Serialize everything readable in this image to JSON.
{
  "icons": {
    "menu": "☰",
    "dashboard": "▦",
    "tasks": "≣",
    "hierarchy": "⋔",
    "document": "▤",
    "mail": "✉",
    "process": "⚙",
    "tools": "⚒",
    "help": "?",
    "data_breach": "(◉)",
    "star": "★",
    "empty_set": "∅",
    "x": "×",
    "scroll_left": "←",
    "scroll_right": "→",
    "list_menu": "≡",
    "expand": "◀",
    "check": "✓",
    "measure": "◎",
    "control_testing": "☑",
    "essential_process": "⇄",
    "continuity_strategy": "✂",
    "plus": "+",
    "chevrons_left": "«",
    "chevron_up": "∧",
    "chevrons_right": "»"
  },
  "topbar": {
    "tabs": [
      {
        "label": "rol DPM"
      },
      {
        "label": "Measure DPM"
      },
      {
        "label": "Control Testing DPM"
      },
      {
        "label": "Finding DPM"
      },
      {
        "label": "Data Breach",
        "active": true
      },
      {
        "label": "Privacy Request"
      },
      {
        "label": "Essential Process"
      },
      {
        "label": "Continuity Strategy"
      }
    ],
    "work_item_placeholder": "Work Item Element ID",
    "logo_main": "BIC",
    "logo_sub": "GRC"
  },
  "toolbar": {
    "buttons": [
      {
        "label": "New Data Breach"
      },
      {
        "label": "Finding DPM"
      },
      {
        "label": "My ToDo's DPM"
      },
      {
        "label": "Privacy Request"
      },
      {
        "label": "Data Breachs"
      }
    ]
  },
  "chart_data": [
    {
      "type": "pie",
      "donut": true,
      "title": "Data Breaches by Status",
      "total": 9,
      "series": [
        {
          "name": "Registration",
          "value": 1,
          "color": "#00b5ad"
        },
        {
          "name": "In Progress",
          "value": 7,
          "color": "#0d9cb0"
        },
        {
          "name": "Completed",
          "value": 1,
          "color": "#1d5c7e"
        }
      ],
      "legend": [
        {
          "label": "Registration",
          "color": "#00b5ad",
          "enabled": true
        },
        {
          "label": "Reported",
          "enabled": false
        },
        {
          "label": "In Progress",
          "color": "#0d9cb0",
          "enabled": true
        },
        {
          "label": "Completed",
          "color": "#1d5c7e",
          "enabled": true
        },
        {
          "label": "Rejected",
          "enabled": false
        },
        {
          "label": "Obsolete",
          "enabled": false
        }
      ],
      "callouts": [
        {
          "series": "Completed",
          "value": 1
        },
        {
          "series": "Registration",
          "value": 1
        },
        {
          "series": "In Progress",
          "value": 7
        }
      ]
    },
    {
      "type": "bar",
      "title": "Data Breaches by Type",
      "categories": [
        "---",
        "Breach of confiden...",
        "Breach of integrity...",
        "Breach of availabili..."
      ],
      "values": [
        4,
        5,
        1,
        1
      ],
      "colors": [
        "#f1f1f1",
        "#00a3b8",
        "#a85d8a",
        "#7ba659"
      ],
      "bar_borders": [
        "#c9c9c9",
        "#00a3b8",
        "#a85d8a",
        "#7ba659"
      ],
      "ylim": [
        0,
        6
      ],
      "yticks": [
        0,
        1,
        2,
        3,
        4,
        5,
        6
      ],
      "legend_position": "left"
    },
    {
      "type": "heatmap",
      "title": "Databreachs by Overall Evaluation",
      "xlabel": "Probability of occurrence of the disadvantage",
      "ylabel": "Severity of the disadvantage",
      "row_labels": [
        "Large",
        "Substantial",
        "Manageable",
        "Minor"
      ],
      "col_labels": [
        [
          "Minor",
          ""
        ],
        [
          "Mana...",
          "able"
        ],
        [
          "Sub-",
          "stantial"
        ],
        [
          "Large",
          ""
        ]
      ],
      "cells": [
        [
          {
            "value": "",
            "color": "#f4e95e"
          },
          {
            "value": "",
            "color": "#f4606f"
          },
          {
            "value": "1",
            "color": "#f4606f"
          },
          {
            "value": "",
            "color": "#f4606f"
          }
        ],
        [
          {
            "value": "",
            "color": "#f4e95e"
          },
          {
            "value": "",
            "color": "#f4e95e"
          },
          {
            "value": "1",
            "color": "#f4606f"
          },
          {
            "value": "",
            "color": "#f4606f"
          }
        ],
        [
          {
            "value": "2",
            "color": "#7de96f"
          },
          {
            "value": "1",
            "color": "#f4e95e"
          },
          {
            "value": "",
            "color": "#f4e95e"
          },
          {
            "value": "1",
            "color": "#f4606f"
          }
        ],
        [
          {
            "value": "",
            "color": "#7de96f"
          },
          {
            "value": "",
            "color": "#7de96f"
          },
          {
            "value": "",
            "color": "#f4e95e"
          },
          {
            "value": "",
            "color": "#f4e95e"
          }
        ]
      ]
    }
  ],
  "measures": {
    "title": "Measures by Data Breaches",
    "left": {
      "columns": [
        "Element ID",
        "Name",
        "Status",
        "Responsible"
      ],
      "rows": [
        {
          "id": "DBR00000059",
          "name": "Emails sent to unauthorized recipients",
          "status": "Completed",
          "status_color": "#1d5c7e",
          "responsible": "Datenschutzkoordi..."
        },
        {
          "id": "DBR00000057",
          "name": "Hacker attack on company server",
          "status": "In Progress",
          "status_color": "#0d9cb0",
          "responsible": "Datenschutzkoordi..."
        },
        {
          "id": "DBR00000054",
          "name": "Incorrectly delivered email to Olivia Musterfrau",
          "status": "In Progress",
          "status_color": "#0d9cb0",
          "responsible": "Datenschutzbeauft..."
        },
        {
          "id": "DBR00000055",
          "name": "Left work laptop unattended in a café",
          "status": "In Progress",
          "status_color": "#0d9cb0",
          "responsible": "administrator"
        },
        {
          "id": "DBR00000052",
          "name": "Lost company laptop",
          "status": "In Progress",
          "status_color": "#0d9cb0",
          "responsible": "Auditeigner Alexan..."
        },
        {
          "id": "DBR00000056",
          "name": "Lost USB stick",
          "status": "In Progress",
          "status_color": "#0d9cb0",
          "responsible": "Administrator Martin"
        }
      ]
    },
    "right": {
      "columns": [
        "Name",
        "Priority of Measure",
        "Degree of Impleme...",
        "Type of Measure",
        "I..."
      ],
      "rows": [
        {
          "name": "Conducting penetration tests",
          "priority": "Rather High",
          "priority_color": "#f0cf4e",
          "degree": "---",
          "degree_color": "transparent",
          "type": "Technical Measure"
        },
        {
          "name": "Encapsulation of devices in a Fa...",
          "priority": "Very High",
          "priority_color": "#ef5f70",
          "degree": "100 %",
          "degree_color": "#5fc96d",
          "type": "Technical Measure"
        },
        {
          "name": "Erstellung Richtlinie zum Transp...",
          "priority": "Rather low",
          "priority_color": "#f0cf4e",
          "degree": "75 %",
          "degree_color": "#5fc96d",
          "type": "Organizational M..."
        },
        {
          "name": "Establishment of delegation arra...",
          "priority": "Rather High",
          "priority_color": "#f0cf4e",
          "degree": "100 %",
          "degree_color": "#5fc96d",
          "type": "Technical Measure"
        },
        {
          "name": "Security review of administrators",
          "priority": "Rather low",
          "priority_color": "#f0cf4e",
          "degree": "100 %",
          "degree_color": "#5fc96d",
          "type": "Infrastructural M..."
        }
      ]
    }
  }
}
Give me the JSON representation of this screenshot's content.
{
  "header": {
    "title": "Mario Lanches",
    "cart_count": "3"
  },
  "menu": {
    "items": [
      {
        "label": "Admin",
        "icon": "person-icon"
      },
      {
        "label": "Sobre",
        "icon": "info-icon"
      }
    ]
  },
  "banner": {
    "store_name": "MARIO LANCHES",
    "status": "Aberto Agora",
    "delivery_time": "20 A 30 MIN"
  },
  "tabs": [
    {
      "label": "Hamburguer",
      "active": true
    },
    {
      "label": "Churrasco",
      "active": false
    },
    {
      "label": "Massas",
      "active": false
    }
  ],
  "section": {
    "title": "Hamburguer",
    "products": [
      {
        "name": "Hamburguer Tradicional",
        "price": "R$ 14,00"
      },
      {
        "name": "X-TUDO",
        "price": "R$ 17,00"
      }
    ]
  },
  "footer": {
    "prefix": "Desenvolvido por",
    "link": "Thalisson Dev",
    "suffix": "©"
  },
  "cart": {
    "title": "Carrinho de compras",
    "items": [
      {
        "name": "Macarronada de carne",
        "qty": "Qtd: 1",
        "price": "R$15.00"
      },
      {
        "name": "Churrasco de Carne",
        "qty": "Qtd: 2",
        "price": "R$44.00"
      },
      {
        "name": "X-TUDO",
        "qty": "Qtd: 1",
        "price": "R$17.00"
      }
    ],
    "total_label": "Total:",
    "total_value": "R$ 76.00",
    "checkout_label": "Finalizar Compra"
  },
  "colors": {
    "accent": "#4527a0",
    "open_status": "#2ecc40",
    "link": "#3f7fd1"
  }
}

• • •

Reproduce each line from the records that contains the word "series".

Worked solution
      "series": [
          "series": "Completed",
          "series": "Registration",
          "series": "In Progress",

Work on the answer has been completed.